## [Task data]

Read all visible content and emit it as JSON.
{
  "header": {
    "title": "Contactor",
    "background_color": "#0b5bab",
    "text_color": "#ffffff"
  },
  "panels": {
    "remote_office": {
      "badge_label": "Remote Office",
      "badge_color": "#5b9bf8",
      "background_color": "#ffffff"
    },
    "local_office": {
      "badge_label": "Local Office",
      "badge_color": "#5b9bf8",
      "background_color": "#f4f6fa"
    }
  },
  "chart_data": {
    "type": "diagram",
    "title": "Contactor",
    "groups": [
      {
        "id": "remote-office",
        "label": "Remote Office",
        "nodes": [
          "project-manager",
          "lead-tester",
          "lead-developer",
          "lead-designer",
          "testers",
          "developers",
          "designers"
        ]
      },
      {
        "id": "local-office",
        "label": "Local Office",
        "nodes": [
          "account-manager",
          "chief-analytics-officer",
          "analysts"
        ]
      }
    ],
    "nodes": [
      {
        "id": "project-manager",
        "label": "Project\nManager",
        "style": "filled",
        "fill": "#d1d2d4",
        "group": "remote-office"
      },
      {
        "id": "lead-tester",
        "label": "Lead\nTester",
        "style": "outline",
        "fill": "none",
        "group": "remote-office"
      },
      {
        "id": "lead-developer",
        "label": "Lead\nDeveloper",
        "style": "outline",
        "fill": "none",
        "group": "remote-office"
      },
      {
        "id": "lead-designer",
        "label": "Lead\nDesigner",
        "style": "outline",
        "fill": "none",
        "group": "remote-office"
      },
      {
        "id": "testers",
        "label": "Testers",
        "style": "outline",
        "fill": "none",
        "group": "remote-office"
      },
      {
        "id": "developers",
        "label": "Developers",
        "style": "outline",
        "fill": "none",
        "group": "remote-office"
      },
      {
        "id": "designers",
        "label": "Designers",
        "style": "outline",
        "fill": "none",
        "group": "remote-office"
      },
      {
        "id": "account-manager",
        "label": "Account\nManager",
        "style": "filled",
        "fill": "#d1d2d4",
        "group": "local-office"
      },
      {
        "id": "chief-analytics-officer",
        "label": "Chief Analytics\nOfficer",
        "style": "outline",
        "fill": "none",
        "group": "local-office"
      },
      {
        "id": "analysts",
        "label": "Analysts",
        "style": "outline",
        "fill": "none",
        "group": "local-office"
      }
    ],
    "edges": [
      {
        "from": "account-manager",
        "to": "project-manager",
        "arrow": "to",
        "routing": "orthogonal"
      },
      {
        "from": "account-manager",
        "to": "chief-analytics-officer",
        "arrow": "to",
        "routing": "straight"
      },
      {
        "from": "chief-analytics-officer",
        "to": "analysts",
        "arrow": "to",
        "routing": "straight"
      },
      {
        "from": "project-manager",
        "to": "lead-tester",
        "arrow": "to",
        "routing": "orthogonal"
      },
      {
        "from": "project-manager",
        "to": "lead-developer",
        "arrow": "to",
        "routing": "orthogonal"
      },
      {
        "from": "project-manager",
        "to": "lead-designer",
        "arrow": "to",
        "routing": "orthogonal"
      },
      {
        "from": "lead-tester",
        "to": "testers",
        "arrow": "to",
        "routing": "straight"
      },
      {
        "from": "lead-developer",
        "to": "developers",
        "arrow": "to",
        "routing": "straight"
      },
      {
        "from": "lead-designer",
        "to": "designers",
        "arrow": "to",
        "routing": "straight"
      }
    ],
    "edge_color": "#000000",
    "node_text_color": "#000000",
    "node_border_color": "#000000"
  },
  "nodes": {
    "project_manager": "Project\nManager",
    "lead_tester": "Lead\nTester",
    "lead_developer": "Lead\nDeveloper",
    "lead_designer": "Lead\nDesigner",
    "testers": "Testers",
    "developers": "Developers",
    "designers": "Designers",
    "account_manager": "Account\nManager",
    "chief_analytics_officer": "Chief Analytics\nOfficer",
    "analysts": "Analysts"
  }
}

## [Given instruction]
What is the number of lines above that hold the string "ffffff"? Answer with that number alone.

## [Written reply]
2